Requirement >> All of the data that follows should be retyped exactly, please, except the pictures.

----- Provided records

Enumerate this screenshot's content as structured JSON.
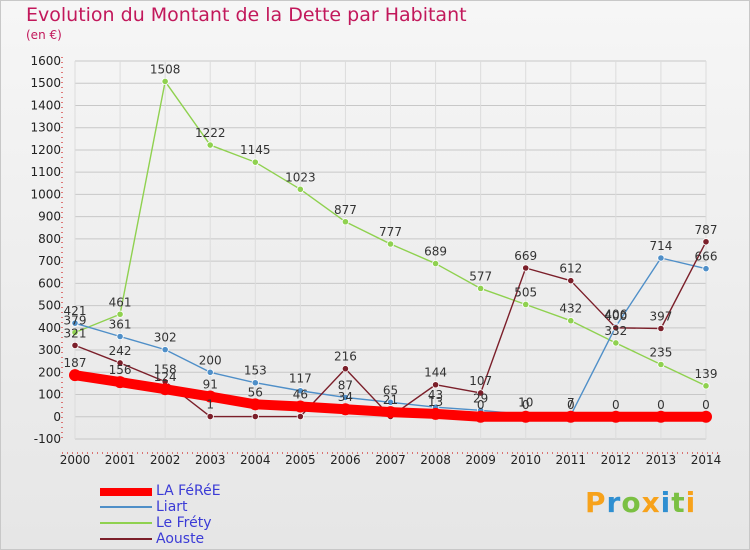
{
  "header": {
    "title": "Evolution du Montant de la Dette par Habitant",
    "subtitle": "(en €)"
  },
  "logo": {
    "text": "Proxiti"
  },
  "colors": {
    "title": "#c2185b",
    "grid_axis": "#bdbdbd",
    "axis_ticks_red": "#cc0000"
  },
  "chart_data": {
    "type": "line",
    "title": "Evolution du Montant de la Dette par Habitant",
    "subtitle": "(en €)",
    "xlabel": "",
    "ylabel": "",
    "x": [
      "2000",
      "2001",
      "2002",
      "2003",
      "2004",
      "2005",
      "2006",
      "2007",
      "2008",
      "2009",
      "2010",
      "2011",
      "2012",
      "2013",
      "2014"
    ],
    "ylim": [
      -100,
      1600
    ],
    "yticks": [
      -100,
      0,
      100,
      200,
      300,
      400,
      500,
      600,
      700,
      800,
      900,
      1000,
      1100,
      1200,
      1300,
      1400,
      1500,
      1600
    ],
    "legend_position": "bottom-left",
    "series": [
      {
        "name": "LA FéRéE",
        "color": "#ff0000",
        "values": [
          187,
          156,
          124,
          91,
          56,
          46,
          34,
          21,
          13,
          0,
          0,
          0,
          0,
          0,
          0
        ],
        "labels": [
          "187",
          "156",
          "124",
          "91",
          "56",
          "46",
          "34",
          "21",
          "13",
          "0",
          "0",
          "0",
          "0",
          "0",
          "0"
        ]
      },
      {
        "name": "Liart",
        "color": "#4f8fc8",
        "values": [
          421,
          361,
          302,
          200,
          153,
          117,
          87,
          65,
          43,
          29,
          10,
          7,
          406,
          714,
          666
        ],
        "labels": [
          "421",
          "361",
          "302",
          "200",
          "153",
          "117",
          "87",
          "65",
          "43",
          "29",
          "10",
          "7",
          "406",
          "714",
          "666"
        ]
      },
      {
        "name": "Le Fréty",
        "color": "#8fd14f",
        "values": [
          379,
          461,
          1508,
          1222,
          1145,
          1023,
          877,
          777,
          689,
          577,
          505,
          432,
          332,
          235,
          139
        ],
        "labels": [
          "379",
          "461",
          "1508",
          "1222",
          "1145",
          "1023",
          "877",
          "777",
          "689",
          "577",
          "505",
          "432",
          "332",
          "235",
          "139"
        ]
      },
      {
        "name": "Aouste",
        "color": "#7b1f2a",
        "values": [
          321,
          242,
          158,
          1,
          1,
          1,
          216,
          1,
          144,
          107,
          669,
          612,
          400,
          397,
          787
        ],
        "labels": [
          "321",
          "242",
          "158",
          "1",
          "",
          "",
          "216",
          "",
          "144",
          "107",
          "669",
          "612",
          "400",
          "397",
          "787"
        ]
      }
    ]
  }
}
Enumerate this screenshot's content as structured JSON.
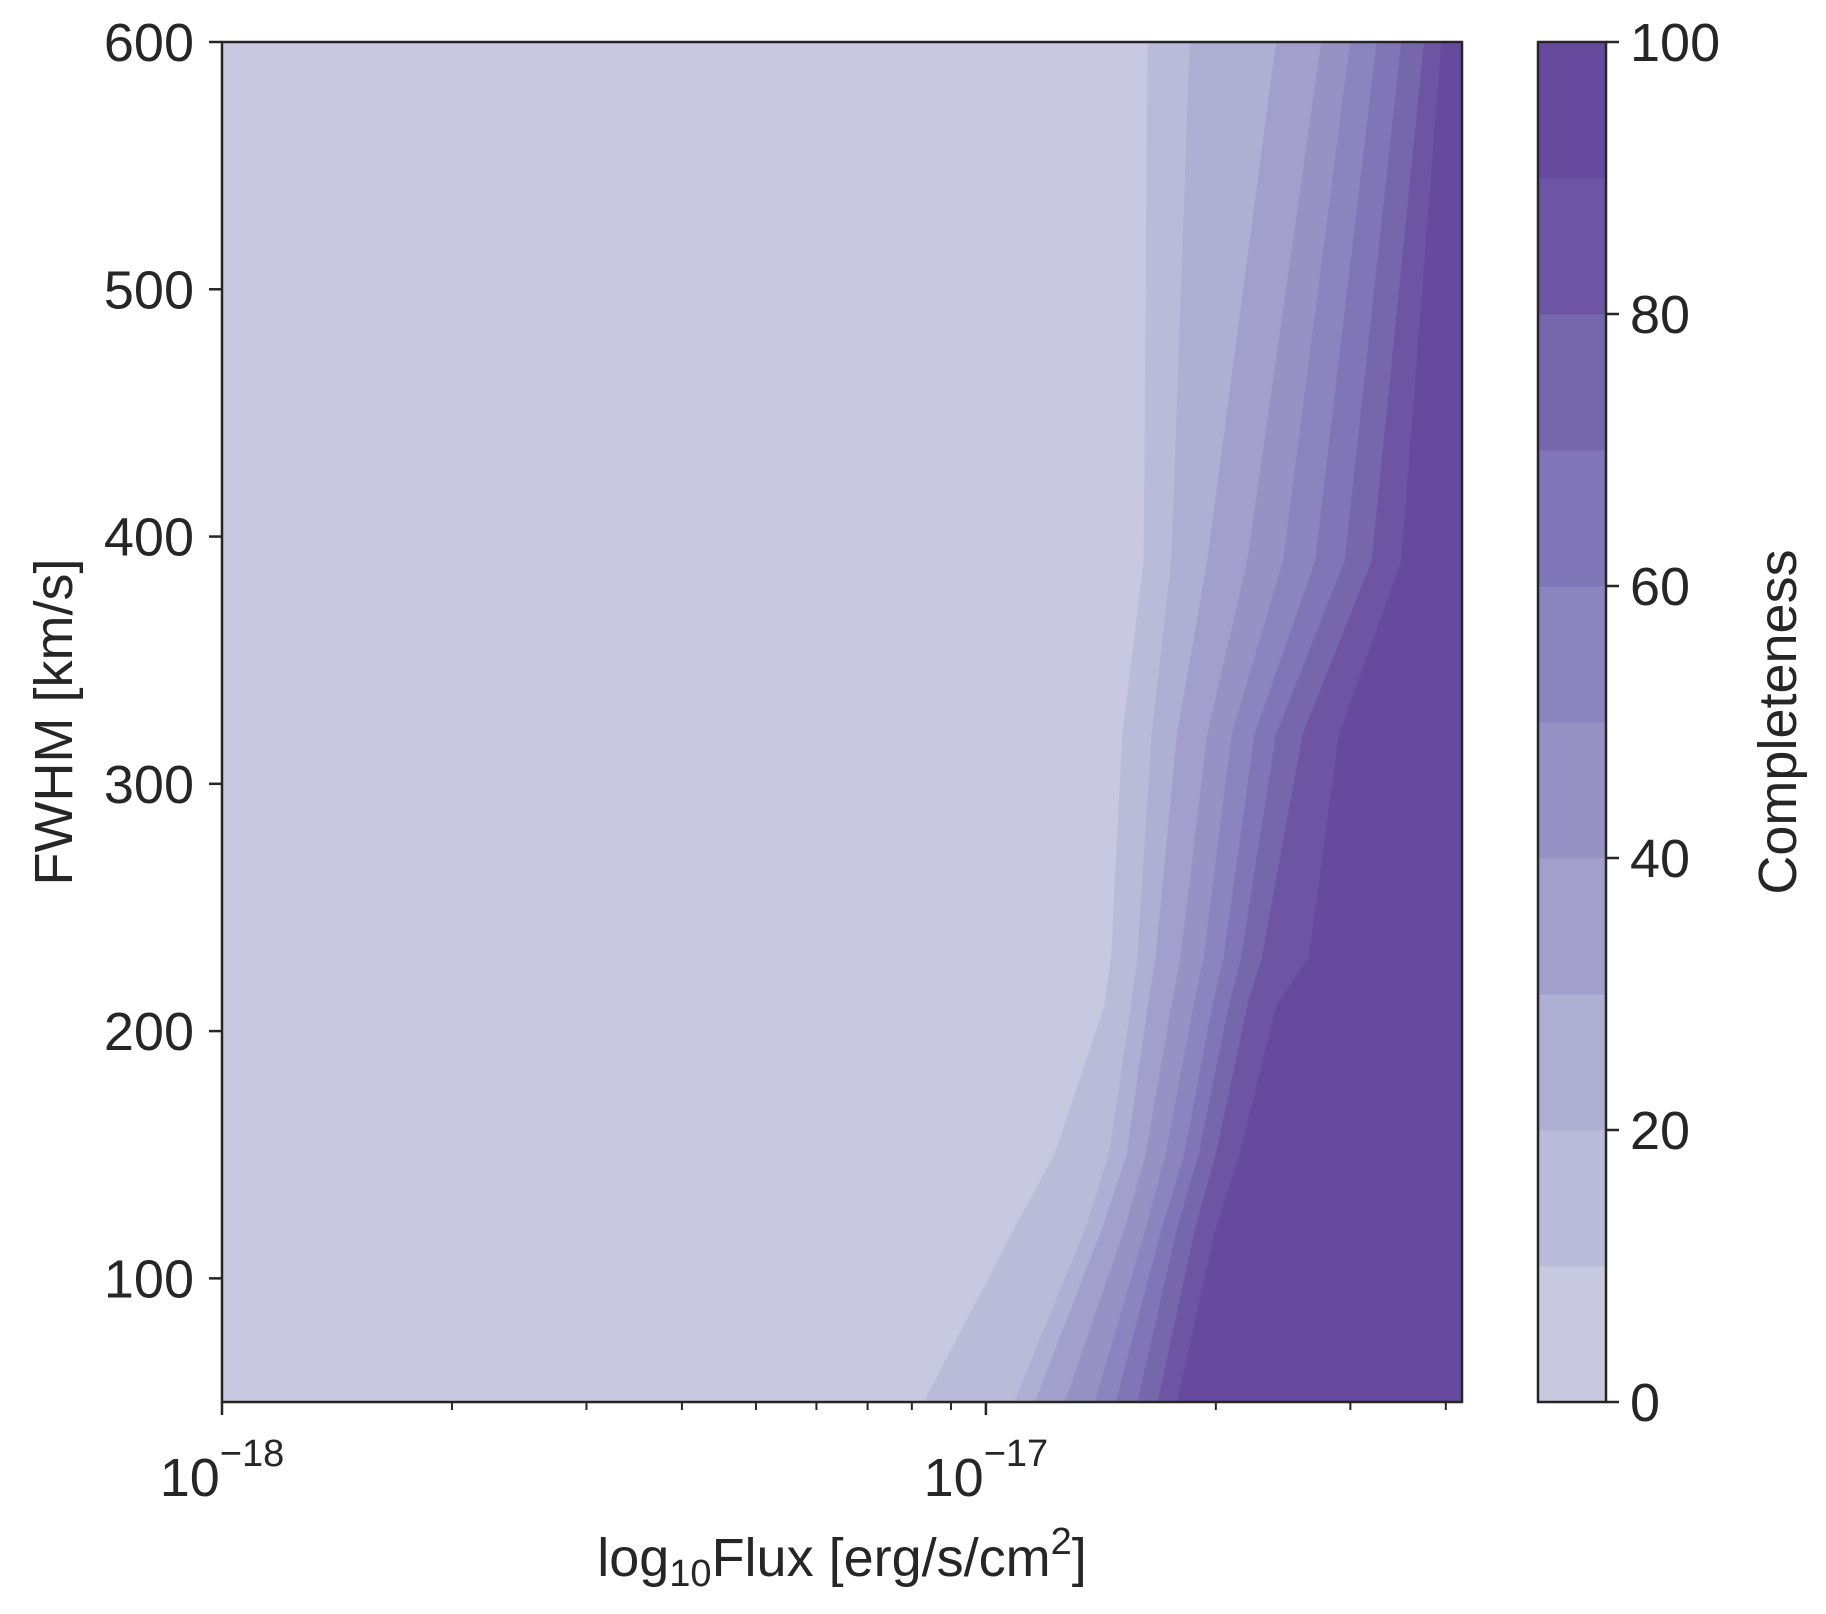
{
  "chart_data": {
    "type": "contourf",
    "xlabel": {
      "prefix": "log",
      "subscript": "10",
      "main": "Flux [erg/s/cm",
      "superscript": "2",
      "suffix": "]"
    },
    "ylabel": "FWHM [km/s]",
    "xscale": "log",
    "xlim": [
      1e-18,
      4.2e-17
    ],
    "ylim": [
      50,
      600
    ],
    "x_major_ticks": [
      {
        "value": 1e-18,
        "base": "10",
        "exponent": "−18"
      },
      {
        "value": 1e-17,
        "base": "10",
        "exponent": "−17"
      }
    ],
    "x_minor_ticks": [
      2e-18,
      3e-18,
      4e-18,
      5e-18,
      6e-18,
      7e-18,
      8e-18,
      9e-18,
      2e-17,
      3e-17,
      4e-17
    ],
    "y_ticks": [
      {
        "value": 100,
        "label": "100"
      },
      {
        "value": 200,
        "label": "200"
      },
      {
        "value": 300,
        "label": "300"
      },
      {
        "value": 400,
        "label": "400"
      },
      {
        "value": 500,
        "label": "500"
      },
      {
        "value": 600,
        "label": "600"
      }
    ],
    "colorbar": {
      "label": "Completeness",
      "range": [
        0,
        100
      ],
      "levels": [
        0,
        10,
        20,
        30,
        40,
        50,
        60,
        70,
        80,
        90,
        100
      ],
      "colors": [
        "#c8c8e1",
        "#babad9",
        "#afaed3",
        "#a39fcc",
        "#9891c4",
        "#8c84bf",
        "#8075b6",
        "#7667ac",
        "#6d55a4",
        "#664a9e"
      ],
      "ticks": [
        {
          "value": 0,
          "label": "0"
        },
        {
          "value": 20,
          "label": "20"
        },
        {
          "value": 40,
          "label": "40"
        },
        {
          "value": 60,
          "label": "60"
        },
        {
          "value": 80,
          "label": "80"
        },
        {
          "value": 100,
          "label": "100"
        }
      ]
    },
    "fwhm_grid": [
      50,
      120,
      150,
      210,
      230,
      320,
      390,
      600
    ],
    "contours": [
      {
        "level": 10,
        "flux": [
          8.3e-18,
          1.09e-17,
          1.23e-17,
          1.43e-17,
          1.46e-17,
          1.51e-17,
          1.61e-17,
          1.63e-17
        ]
      },
      {
        "level": 20,
        "flux": [
          1.09e-17,
          1.35e-17,
          1.45e-17,
          1.55e-17,
          1.58e-17,
          1.65e-17,
          1.75e-17,
          1.85e-17
        ]
      },
      {
        "level": 30,
        "flux": [
          1.16e-17,
          1.42e-17,
          1.53e-17,
          1.63e-17,
          1.67e-17,
          1.78e-17,
          1.95e-17,
          2.4e-17
        ]
      },
      {
        "level": 40,
        "flux": [
          1.27e-17,
          1.52e-17,
          1.62e-17,
          1.75e-17,
          1.8e-17,
          1.95e-17,
          2.2e-17,
          2.75e-17
        ]
      },
      {
        "level": 50,
        "flux": [
          1.39e-17,
          1.62e-17,
          1.72e-17,
          1.87e-17,
          1.93e-17,
          2.1e-17,
          2.45e-17,
          3e-17
        ]
      },
      {
        "level": 60,
        "flux": [
          1.48e-17,
          1.7e-17,
          1.82e-17,
          1.98e-17,
          2.05e-17,
          2.25e-17,
          2.7e-17,
          3.25e-17
        ]
      },
      {
        "level": 70,
        "flux": [
          1.58e-17,
          1.78e-17,
          1.9e-17,
          2.08e-17,
          2.16e-17,
          2.4e-17,
          2.95e-17,
          3.5e-17
        ]
      },
      {
        "level": 80,
        "flux": [
          1.68e-17,
          1.88e-17,
          2e-17,
          2.2e-17,
          2.3e-17,
          2.6e-17,
          3.2e-17,
          3.75e-17
        ]
      },
      {
        "level": 90,
        "flux": [
          1.78e-17,
          2e-17,
          2.15e-17,
          2.4e-17,
          2.65e-17,
          2.9e-17,
          3.5e-17,
          3.95e-17
        ]
      }
    ]
  }
}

----------

Solution for this exercise >>
Enumerate this screenshot's content as structured JSON.
{
  "header": {
    "title": "Evolution du Montant de la Dette par Habitant",
    "subtitle": "(en €)"
  },
  "logo": {
    "text": "Proxiti"
  },
  "colors": {
    "title": "#c2185b",
    "grid_axis": "#bdbdbd",
    "axis_ticks_red": "#cc0000"
  },
  "chart_data": {
    "type": "line",
    "title": "Evolution du Montant de la Dette par Habitant",
    "subtitle": "(en €)",
    "xlabel": "",
    "ylabel": "",
    "x": [
      "2000",
      "2001",
      "2002",
      "2003",
      "2004",
      "2005",
      "2006",
      "2007",
      "2008",
      "2009",
      "2010",
      "2011",
      "2012",
      "2013",
      "2014"
    ],
    "ylim": [
      -100,
      1600
    ],
    "yticks": [
      -100,
      0,
      100,
      200,
      300,
      400,
      500,
      600,
      700,
      800,
      900,
      1000,
      1100,
      1200,
      1300,
      1400,
      1500,
      1600
    ],
    "legend_position": "bottom-left",
    "series": [
      {
        "name": "LA FéRéE",
        "color": "#ff0000",
        "values": [
          187,
          156,
          124,
          91,
          56,
          46,
          34,
          21,
          13,
          0,
          0,
          0,
          0,
          0,
          0
        ],
        "labels": [
          "187",
          "156",
          "124",
          "91",
          "56",
          "46",
          "34",
          "21",
          "13",
          "0",
          "0",
          "0",
          "0",
          "0",
          "0"
        ]
      },
      {
        "name": "Liart",
        "color": "#4f8fc8",
        "values": [
          421,
          361,
          302,
          200,
          153,
          117,
          87,
          65,
          43,
          29,
          10,
          7,
          406,
          714,
          666
        ],
        "labels": [
          "421",
          "361",
          "302",
          "200",
          "153",
          "117",
          "87",
          "65",
          "43",
          "29",
          "10",
          "7",
          "406",
          "714",
          "666"
        ]
      },
      {
        "name": "Le Fréty",
        "color": "#8fd14f",
        "values": [
          379,
          461,
          1508,
          1222,
          1145,
          1023,
          877,
          777,
          689,
          577,
          505,
          432,
          332,
          235,
          139
        ],
        "labels": [
          "379",
          "461",
          "1508",
          "1222",
          "1145",
          "1023",
          "877",
          "777",
          "689",
          "577",
          "505",
          "432",
          "332",
          "235",
          "139"
        ]
      },
      {
        "name": "Aouste",
        "color": "#7b1f2a",
        "values": [
          321,
          242,
          158,
          1,
          1,
          1,
          216,
          1,
          144,
          107,
          669,
          612,
          400,
          397,
          787
        ],
        "labels": [
          "321",
          "242",
          "158",
          "1",
          "",
          "",
          "216",
          "",
          "144",
          "107",
          "669",
          "612",
          "400",
          "397",
          "787"
        ]
      }
    ]
  }
}
Enumerate this screenshot's content as structured JSON.
{
  "chart_data": {
    "type": "contourf",
    "xlabel": {
      "prefix": "log",
      "subscript": "10",
      "main": "Flux [erg/s/cm",
      "superscript": "2",
      "suffix": "]"
    },
    "ylabel": "FWHM [km/s]",
    "xscale": "log",
    "xlim": [
      1e-18,
      4.2e-17
    ],
    "ylim": [
      50,
      600
    ],
    "x_major_ticks": [
      {
        "value": 1e-18,
        "base": "10",
        "exponent": "−18"
      },
      {
        "value": 1e-17,
        "base": "10",
        "exponent": "−17"
      }
    ],
    "x_minor_ticks": [
      2e-18,
      3e-18,
      4e-18,
      5e-18,
      6e-18,
      7e-18,
      8e-18,
      9e-18,
      2e-17,
      3e-17,
      4e-17
    ],
    "y_ticks": [
      {
        "value": 100,
        "label": "100"
      },
      {
        "value": 200,
        "label": "200"
      },
      {
        "value": 300,
        "label": "300"
      },
      {
        "value": 400,
        "label": "400"
      },
      {
        "value": 500,
        "label": "500"
      },
      {
        "value": 600,
        "label": "600"
      }
    ],
    "colorbar": {
      "label": "Completeness",
      "range": [
        0,
        100
      ],
      "levels": [
        0,
        10,
        20,
        30,
        40,
        50,
        60,
        70,
        80,
        90,
        100
      ],
      "colors": [
        "#c8c8e1",
        "#babad9",
        "#afaed3",
        "#a39fcc",
        "#9891c4",
        "#8c84bf",
        "#8075b6",
        "#7667ac",
        "#6d55a4",
        "#664a9e"
      ],
      "ticks": [
        {
          "value": 0,
          "label": "0"
        },
        {
          "value": 20,
          "label": "20"
        },
        {
          "value": 40,
          "label": "40"
        },
        {
          "value": 60,
          "label": "60"
        },
        {
          "value": 80,
          "label": "80"
        },
        {
          "value": 100,
          "label": "100"
        }
      ]
    },
    "fwhm_grid": [
      50,
      120,
      150,
      210,
      230,
      320,
      390,
      600
    ],
    "contours": [
      {
        "level": 10,
        "flux": [
          8.3e-18,
          1.09e-17,
          1.23e-17,
          1.43e-17,
          1.46e-17,
          1.51e-17,
          1.61e-17,
          1.63e-17
        ]
      },
      {
        "level": 20,
        "flux": [
          1.09e-17,
          1.35e-17,
          1.45e-17,
          1.55e-17,
          1.58e-17,
          1.65e-17,
          1.75e-17,
          1.85e-17
        ]
      },
      {
        "level": 30,
        "flux": [
          1.16e-17,
          1.42e-17,
          1.53e-17,
          1.63e-17,
          1.67e-17,
          1.78e-17,
          1.95e-17,
          2.4e-17
        ]
      },
      {
        "level": 40,
        "flux": [
          1.27e-17,
          1.52e-17,
          1.62e-17,
          1.75e-17,
          1.8e-17,
          1.95e-17,
          2.2e-17,
          2.75e-17
        ]
      },
      {
        "level": 50,
        "flux": [
          1.39e-17,
          1.62e-17,
          1.72e-17,
          1.87e-17,
          1.93e-17,
          2.1e-17,
          2.45e-17,
          3e-17
        ]
      },
      {
        "level": 60,
        "flux": [
          1.48e-17,
          1.7e-17,
          1.82e-17,
          1.98e-17,
          2.05e-17,
          2.25e-17,
          2.7e-17,
          3.25e-17
        ]
      },
      {
        "level": 70,
        "flux": [
          1.58e-17,
          1.78e-17,
          1.9e-17,
          2.08e-17,
          2.16e-17,
          2.4e-17,
          2.95e-17,
          3.5e-17
        ]
      },
      {
        "level": 80,
        "flux": [
          1.68e-17,
          1.88e-17,
          2e-17,
          2.2e-17,
          2.3e-17,
          2.6e-17,
          3.2e-17,
          3.75e-17
        ]
      },
      {
        "level": 90,
        "flux": [
          1.78e-17,
          2e-17,
          2.15e-17,
          2.4e-17,
          2.65e-17,
          2.9e-17,
          3.5e-17,
          3.95e-17
        ]
      }
    ]
  }
}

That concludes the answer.